#### [Exercise instructions]
Establish how many lines in the material include the string "molta" and report it as a lone number.

(Data entries)
_ _ _ _ _ _ _
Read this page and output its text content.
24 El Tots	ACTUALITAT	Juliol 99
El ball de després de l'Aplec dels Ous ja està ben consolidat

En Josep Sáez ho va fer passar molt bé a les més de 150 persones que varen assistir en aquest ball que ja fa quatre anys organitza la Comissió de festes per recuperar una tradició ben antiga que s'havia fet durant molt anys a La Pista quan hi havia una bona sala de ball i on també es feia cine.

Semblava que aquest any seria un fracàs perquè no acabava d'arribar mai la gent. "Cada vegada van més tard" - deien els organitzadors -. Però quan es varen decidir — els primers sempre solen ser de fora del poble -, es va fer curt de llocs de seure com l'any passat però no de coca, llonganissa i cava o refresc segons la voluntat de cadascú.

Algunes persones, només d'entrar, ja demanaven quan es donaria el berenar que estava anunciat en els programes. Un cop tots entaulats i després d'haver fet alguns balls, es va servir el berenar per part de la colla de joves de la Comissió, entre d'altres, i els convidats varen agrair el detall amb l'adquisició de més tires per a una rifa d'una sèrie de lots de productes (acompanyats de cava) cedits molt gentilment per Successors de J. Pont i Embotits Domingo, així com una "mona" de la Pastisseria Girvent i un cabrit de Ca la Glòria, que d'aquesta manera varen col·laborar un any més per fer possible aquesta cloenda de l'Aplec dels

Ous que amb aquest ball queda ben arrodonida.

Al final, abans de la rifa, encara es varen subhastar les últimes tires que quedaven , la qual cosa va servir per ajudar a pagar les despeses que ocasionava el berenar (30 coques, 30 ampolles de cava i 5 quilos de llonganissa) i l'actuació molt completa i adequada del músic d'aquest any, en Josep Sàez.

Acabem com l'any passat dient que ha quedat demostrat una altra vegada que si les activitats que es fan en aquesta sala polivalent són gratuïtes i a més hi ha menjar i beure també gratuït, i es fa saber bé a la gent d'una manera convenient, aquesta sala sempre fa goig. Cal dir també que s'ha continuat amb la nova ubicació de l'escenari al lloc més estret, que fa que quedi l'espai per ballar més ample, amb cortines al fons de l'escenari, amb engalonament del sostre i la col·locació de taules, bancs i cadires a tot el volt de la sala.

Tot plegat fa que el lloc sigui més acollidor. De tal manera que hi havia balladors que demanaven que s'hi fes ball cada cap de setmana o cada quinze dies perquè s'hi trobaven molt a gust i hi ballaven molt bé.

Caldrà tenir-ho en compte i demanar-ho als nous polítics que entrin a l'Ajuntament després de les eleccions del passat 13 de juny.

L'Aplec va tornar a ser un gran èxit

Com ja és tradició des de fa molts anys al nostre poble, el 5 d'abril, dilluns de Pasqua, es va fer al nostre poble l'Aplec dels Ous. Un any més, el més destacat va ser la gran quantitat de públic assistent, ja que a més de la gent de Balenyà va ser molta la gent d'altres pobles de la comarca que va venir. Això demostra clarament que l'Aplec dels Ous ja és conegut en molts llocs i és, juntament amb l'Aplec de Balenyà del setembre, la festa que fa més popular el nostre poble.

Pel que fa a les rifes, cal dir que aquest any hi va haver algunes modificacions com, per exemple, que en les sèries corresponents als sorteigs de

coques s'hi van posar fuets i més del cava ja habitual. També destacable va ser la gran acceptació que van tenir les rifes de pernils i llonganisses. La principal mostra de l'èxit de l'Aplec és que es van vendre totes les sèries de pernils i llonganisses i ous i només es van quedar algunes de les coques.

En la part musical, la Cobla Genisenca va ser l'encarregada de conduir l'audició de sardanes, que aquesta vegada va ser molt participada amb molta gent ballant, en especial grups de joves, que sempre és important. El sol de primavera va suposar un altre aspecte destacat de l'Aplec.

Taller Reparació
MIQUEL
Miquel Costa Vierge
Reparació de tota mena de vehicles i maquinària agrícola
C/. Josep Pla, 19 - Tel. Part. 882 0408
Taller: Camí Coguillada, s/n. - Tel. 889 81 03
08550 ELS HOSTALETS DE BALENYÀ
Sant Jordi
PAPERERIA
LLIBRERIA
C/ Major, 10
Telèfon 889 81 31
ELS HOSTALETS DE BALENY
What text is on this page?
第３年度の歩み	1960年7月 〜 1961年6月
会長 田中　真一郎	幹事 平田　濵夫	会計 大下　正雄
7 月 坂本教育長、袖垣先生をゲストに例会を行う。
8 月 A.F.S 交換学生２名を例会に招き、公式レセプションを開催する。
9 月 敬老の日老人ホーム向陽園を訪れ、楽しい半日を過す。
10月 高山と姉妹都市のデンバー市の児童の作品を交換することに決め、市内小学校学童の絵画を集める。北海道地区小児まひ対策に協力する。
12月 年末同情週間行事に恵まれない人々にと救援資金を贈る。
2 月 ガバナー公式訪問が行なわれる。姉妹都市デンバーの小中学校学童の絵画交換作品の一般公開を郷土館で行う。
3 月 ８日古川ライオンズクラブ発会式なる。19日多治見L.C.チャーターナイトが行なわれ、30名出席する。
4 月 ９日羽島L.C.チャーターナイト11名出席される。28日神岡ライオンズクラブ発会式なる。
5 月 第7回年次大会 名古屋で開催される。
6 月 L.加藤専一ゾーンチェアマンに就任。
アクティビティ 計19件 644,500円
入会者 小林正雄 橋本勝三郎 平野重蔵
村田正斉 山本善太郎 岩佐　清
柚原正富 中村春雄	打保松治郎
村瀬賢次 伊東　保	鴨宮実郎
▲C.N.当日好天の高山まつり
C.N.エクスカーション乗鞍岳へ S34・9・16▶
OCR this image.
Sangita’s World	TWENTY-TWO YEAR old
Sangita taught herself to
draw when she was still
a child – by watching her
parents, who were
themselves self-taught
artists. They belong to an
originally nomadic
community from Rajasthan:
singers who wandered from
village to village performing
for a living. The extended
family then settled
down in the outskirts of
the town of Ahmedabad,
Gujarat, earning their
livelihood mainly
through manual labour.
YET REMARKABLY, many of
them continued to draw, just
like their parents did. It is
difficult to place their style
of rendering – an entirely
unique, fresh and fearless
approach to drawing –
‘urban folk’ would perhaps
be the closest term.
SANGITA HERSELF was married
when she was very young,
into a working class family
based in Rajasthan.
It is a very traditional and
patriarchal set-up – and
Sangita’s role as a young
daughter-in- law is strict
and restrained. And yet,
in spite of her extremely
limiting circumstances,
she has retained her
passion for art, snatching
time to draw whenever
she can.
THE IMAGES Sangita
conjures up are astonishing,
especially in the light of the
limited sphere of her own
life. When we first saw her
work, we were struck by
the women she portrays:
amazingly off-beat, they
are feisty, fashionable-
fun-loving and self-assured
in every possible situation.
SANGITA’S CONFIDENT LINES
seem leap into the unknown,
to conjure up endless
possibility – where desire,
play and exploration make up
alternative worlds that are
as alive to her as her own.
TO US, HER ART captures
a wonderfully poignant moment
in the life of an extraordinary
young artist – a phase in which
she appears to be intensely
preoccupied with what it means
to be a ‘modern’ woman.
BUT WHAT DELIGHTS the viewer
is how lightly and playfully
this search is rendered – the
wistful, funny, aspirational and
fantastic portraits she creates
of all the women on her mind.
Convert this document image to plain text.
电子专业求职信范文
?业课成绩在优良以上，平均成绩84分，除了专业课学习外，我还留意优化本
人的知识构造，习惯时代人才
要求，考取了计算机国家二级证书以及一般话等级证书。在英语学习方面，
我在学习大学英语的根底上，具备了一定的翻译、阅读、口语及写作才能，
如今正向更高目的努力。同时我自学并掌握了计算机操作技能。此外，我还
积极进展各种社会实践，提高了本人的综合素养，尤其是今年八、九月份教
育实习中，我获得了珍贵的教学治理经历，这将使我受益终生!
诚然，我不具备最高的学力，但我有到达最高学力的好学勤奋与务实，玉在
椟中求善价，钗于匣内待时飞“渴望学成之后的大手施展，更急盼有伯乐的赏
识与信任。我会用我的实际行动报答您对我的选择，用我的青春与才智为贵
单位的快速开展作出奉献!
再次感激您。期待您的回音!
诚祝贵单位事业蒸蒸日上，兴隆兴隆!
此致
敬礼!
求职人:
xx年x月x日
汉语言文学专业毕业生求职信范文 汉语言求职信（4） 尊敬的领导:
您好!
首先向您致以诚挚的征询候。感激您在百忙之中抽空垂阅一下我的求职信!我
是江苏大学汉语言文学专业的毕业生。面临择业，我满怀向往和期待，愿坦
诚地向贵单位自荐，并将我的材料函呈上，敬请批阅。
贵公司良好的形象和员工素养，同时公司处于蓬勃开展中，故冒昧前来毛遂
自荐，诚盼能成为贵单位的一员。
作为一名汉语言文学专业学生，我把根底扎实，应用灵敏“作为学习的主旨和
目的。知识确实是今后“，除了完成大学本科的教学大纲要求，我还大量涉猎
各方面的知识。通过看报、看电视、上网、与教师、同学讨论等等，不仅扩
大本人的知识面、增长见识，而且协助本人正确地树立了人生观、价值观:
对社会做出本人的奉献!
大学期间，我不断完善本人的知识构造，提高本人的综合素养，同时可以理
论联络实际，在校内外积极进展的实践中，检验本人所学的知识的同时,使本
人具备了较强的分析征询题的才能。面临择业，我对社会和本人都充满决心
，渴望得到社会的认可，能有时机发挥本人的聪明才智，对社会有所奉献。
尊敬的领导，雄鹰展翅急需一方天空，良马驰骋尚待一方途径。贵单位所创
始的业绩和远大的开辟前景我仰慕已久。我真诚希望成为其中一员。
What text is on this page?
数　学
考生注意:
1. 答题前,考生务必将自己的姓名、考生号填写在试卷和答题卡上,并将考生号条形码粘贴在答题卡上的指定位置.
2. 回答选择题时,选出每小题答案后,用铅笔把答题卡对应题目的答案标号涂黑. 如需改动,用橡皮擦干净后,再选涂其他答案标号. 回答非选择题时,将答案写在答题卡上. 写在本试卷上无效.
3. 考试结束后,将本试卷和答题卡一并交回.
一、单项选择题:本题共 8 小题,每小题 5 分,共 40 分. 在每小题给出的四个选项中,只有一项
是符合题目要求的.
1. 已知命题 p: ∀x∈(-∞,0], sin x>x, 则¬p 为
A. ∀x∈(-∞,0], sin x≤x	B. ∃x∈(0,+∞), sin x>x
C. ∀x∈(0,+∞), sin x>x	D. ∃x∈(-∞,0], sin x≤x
_ _ _ _ _ _ _
#### [Expected answer]
2